Stored entries:
•••
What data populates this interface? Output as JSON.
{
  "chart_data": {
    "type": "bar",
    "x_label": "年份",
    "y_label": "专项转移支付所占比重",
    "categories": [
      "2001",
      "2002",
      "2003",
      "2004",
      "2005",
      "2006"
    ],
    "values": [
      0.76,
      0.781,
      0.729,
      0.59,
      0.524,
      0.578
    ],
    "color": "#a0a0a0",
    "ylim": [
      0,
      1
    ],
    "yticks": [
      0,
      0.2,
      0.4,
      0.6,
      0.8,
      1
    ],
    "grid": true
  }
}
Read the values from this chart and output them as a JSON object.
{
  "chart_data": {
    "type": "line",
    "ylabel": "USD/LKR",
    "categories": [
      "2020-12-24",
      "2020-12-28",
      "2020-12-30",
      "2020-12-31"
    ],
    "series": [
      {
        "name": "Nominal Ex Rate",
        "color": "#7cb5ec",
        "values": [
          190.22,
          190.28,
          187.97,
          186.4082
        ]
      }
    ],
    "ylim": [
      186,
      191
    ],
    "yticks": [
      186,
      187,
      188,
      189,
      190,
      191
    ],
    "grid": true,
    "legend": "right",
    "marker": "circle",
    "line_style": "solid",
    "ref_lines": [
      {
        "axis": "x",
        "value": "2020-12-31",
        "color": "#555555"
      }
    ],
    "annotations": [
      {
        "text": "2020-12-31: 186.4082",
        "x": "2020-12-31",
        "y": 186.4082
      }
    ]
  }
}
•••
What needs to be done: Repeat exactly, and only, the lines from the line with "Read the values" through the end of the listing above, both ends included.

Worked answer:
Read the values from this chart and output them as a JSON object.
{
  "chart_data": {
    "type": "line",
    "ylabel": "USD/LKR",
    "categories": [
      "2020-12-24",
      "2020-12-28",
      "2020-12-30",
      "2020-12-31"
    ],
    "series": [
      {
        "name": "Nominal Ex Rate",
        "color": "#7cb5ec",
        "values": [
          190.22,
          190.28,
          187.97,
          186.4082
        ]
      }
    ],
    "ylim": [
      186,
      191
    ],
    "yticks": [
      186,
      187,
      188,
      189,
      190,
      191
    ],
    "grid": true,
    "legend": "right",
    "marker": "circle",
    "line_style": "solid",
    "ref_lines": [
      {
        "axis": "x",
        "value": "2020-12-31",
        "color": "#555555"
      }
    ],
    "annotations": [
      {
        "text": "2020-12-31: 186.4082",
        "x": "2020-12-31",
        "y": 186.4082
      }
    ]
  }
}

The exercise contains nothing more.